Write out the data again in full, exactly as it reads.

⁂

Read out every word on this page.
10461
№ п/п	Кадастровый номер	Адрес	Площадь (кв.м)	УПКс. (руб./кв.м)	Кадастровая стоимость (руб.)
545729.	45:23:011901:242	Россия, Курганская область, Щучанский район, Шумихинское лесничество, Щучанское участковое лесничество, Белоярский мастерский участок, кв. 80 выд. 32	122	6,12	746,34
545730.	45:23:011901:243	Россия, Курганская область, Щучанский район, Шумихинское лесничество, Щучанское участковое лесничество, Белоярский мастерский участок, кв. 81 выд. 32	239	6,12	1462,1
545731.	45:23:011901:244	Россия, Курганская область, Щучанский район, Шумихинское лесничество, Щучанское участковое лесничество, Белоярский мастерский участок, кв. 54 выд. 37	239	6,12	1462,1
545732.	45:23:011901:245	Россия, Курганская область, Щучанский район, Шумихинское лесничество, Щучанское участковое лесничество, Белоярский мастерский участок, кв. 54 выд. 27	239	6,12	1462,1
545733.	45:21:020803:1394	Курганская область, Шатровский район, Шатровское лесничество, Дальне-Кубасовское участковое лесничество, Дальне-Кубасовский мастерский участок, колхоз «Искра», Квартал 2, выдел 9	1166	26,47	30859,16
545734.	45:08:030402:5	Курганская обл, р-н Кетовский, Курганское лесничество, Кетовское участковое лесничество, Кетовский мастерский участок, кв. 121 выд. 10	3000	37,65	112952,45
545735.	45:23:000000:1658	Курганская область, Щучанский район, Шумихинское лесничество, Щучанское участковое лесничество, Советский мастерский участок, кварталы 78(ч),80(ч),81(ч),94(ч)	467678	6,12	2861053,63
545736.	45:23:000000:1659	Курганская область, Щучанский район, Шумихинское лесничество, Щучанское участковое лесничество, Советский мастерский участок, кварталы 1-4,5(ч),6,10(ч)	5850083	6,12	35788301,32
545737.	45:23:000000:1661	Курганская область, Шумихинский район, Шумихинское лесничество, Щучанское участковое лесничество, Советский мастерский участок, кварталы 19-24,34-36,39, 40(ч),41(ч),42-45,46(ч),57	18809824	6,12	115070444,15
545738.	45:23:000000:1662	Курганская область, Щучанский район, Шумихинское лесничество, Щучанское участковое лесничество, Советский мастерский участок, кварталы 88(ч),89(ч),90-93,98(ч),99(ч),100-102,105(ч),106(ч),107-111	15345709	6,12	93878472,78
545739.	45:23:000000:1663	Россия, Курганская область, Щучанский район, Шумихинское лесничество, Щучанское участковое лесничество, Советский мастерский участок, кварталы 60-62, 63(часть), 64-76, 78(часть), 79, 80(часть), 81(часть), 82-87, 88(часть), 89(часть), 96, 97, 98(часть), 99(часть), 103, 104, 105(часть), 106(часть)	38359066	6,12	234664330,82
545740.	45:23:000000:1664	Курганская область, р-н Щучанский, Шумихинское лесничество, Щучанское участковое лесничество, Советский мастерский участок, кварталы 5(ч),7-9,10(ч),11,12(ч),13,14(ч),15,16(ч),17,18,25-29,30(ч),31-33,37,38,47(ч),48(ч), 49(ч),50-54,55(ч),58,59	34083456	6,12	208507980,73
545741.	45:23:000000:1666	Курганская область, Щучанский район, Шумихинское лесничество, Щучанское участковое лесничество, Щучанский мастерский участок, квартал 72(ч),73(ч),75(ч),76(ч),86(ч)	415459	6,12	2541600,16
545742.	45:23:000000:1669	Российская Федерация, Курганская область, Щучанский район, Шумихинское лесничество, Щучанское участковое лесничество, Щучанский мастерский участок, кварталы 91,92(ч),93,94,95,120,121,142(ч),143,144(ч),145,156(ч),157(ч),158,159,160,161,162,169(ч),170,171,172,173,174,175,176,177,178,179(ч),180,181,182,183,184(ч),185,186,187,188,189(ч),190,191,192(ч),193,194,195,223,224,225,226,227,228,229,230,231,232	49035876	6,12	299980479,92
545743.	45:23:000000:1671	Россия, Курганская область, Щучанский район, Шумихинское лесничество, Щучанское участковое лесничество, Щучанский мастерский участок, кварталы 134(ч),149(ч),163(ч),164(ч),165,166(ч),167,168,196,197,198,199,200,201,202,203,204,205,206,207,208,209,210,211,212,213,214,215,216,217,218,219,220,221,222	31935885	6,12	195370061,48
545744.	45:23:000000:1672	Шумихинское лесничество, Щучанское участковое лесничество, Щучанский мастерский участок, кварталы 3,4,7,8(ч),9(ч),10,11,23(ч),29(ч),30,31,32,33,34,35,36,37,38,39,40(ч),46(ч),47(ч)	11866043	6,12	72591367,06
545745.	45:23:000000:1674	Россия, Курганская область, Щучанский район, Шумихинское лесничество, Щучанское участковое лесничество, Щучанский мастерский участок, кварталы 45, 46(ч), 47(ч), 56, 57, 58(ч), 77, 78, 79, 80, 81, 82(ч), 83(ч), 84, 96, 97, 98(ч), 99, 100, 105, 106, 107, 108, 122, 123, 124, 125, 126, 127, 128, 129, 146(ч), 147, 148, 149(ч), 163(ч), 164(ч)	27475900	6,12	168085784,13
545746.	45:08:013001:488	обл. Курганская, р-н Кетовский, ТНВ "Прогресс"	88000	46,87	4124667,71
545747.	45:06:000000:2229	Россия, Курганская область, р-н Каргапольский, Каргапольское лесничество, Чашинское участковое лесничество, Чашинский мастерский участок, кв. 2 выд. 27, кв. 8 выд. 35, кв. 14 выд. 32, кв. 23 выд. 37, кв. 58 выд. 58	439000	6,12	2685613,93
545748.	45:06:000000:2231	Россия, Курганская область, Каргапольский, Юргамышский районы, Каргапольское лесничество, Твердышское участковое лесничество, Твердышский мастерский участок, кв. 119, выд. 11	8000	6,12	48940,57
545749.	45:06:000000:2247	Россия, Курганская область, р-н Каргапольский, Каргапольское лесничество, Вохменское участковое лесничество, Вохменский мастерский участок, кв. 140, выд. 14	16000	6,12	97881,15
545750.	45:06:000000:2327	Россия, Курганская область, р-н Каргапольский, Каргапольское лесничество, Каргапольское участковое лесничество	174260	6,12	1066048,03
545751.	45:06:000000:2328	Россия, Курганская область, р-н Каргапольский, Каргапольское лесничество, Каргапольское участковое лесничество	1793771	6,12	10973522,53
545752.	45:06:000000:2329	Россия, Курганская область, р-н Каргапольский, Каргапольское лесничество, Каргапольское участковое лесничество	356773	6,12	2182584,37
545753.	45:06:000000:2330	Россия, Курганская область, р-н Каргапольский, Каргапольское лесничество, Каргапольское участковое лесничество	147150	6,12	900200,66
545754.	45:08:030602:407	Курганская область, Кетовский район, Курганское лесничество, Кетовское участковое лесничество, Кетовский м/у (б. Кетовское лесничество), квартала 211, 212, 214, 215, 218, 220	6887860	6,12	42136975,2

⁂

EXERCISE SOLUTION:
Read out every word on this page.
10461
№ п/п	Кадастровый номер	Адрес	Площадь (кв.м)	УПКс. (руб./кв.м)	Кадастровая стоимость (руб.)
545729.	45:23:011901:242	Россия, Курганская область, Щучанский район, Шумихинское лесничество, Щучанское участковое лесничество, Белоярский мастерский участок, кв. 80 выд. 32	122	6,12	746,34
545730.	45:23:011901:243	Россия, Курганская область, Щучанский район, Шумихинское лесничество, Щучанское участковое лесничество, Белоярский мастерский участок, кв. 81 выд. 32	239	6,12	1462,1
545731.	45:23:011901:244	Россия, Курганская область, Щучанский район, Шумихинское лесничество, Щучанское участковое лесничество, Белоярский мастерский участок, кв. 54 выд. 37	239	6,12	1462,1
545732.	45:23:011901:245	Россия, Курганская область, Щучанский район, Шумихинское лесничество, Щучанское участковое лесничество, Белоярский мастерский участок, кв. 54 выд. 27	239	6,12	1462,1
545733.	45:21:020803:1394	Курганская область, Шатровский район, Шатровское лесничество, Дальне-Кубасовское участковое лесничество, Дальне-Кубасовский мастерский участок, колхоз «Искра», Квартал 2, выдел 9	1166	26,47	30859,16
545734.	45:08:030402:5	Курганская обл, р-н Кетовский, Курганское лесничество, Кетовское участковое лесничество, Кетовский мастерский участок, кв. 121 выд. 10	3000	37,65	112952,45
545735.	45:23:000000:1658	Курганская область, Щучанский район, Шумихинское лесничество, Щучанское участковое лесничество, Советский мастерский участок, кварталы 78(ч),80(ч),81(ч),94(ч)	467678	6,12	2861053,63
545736.	45:23:000000:1659	Курганская область, Щучанский район, Шумихинское лесничество, Щучанское участковое лесничество, Советский мастерский участок, кварталы 1-4,5(ч),6,10(ч)	5850083	6,12	35788301,32
545737.	45:23:000000:1661	Курганская область, Шумихинский район, Шумихинское лесничество, Щучанское участковое лесничество, Советский мастерский участок, кварталы 19-24,34-36,39, 40(ч),41(ч),42-45,46(ч),57	18809824	6,12	115070444,15
545738.	45:23:000000:1662	Курганская область, Щучанский район, Шумихинское лесничество, Щучанское участковое лесничество, Советский мастерский участок, кварталы 88(ч),89(ч),90-93,98(ч),99(ч),100-102,105(ч),106(ч),107-111	15345709	6,12	93878472,78
545739.	45:23:000000:1663	Россия, Курганская область, Щучанский район, Шумихинское лесничество, Щучанское участковое лесничество, Советский мастерский участок, кварталы 60-62, 63(часть), 64-76, 78(часть), 79, 80(часть), 81(часть), 82-87, 88(часть), 89(часть), 96, 97, 98(часть), 99(часть), 103, 104, 105(часть), 106(часть)	38359066	6,12	234664330,82
545740.	45:23:000000:1664	Курганская область, р-н Щучанский, Шумихинское лесничество, Щучанское участковое лесничество, Советский мастерский участок, кварталы 5(ч),7-9,10(ч),11,12(ч),13,14(ч),15,16(ч),17,18,25-29,30(ч),31-33,37,38,47(ч),48(ч), 49(ч),50-54,55(ч),58,59	34083456	6,12	208507980,73
545741.	45:23:000000:1666	Курганская область, Щучанский район, Шумихинское лесничество, Щучанское участковое лесничество, Щучанский мастерский участок, квартал 72(ч),73(ч),75(ч),76(ч),86(ч)	415459	6,12	2541600,16
545742.	45:23:000000:1669	Российская Федерация, Курганская область, Щучанский район, Шумихинское лесничество, Щучанское участковое лесничество, Щучанский мастерский участок, кварталы 91,92(ч),93,94,95,120,121,142(ч),143,144(ч),145,156(ч),157(ч),158,159,160,161,162,169(ч),170,171,172,173,174,175,176,177,178,179(ч),180,181,182,183,184(ч),185,186,187,188,189(ч),190,191,192(ч),193,194,195,223,224,225,226,227,228,229,230,231,232	49035876	6,12	299980479,92
545743.	45:23:000000:1671	Россия, Курганская область, Щучанский район, Шумихинское лесничество, Щучанское участковое лесничество, Щучанский мастерский участок, кварталы 134(ч),149(ч),163(ч),164(ч),165,166(ч),167,168,196,197,198,199,200,201,202,203,204,205,206,207,208,209,210,211,212,213,214,215,216,217,218,219,220,221,222	31935885	6,12	195370061,48
545744.	45:23:000000:1672	Шумихинское лесничество, Щучанское участковое лесничество, Щучанский мастерский участок, кварталы 3,4,7,8(ч),9(ч),10,11,23(ч),29(ч),30,31,32,33,34,35,36,37,38,39,40(ч),46(ч),47(ч)	11866043	6,12	72591367,06
545745.	45:23:000000:1674	Россия, Курганская область, Щучанский район, Шумихинское лесничество, Щучанское участковое лесничество, Щучанский мастерский участок, кварталы 45, 46(ч), 47(ч), 56, 57, 58(ч), 77, 78, 79, 80, 81, 82(ч), 83(ч), 84, 96, 97, 98(ч), 99, 100, 105, 106, 107, 108, 122, 123, 124, 125, 126, 127, 128, 129, 146(ч), 147, 148, 149(ч), 163(ч), 164(ч)	27475900	6,12	168085784,13
545746.	45:08:013001:488	обл. Курганская, р-н Кетовский, ТНВ "Прогресс"	88000	46,87	4124667,71
545747.	45:06:000000:2229	Россия, Курганская область, р-н Каргапольский, Каргапольское лесничество, Чашинское участковое лесничество, Чашинский мастерский участок, кв. 2 выд. 27, кв. 8 выд. 35, кв. 14 выд. 32, кв. 23 выд. 37, кв. 58 выд. 58	439000	6,12	2685613,93
545748.	45:06:000000:2231	Россия, Курганская область, Каргапольский, Юргамышский районы, Каргапольское лесничество, Твердышское участковое лесничество, Твердышский мастерский участок, кв. 119, выд. 11	8000	6,12	48940,57
545749.	45:06:000000:2247	Россия, Курганская область, р-н Каргапольский, Каргапольское лесничество, Вохменское участковое лесничество, Вохменский мастерский участок, кв. 140, выд. 14	16000	6,12	97881,15
545750.	45:06:000000:2327	Россия, Курганская область, р-н Каргапольский, Каргапольское лесничество, Каргапольское участковое лесничество	174260	6,12	1066048,03
545751.	45:06:000000:2328	Россия, Курганская область, р-н Каргапольский, Каргапольское лесничество, Каргапольское участковое лесничество	1793771	6,12	10973522,53
545752.	45:06:000000:2329	Россия, Курганская область, р-н Каргапольский, Каргапольское лесничество, Каргапольское участковое лесничество	356773	6,12	2182584,37
545753.	45:06:000000:2330	Россия, Курганская область, р-н Каргапольский, Каргапольское лесничество, Каргапольское участковое лесничество	147150	6,12	900200,66
545754.	45:08:030602:407	Курганская область, Кетовский район, Курганское лесничество, Кетовское участковое лесничество, Кетовский м/у (б. Кетовское лесничество), квартала 211, 212, 214, 215, 218, 220	6887860	6,12	42136975,2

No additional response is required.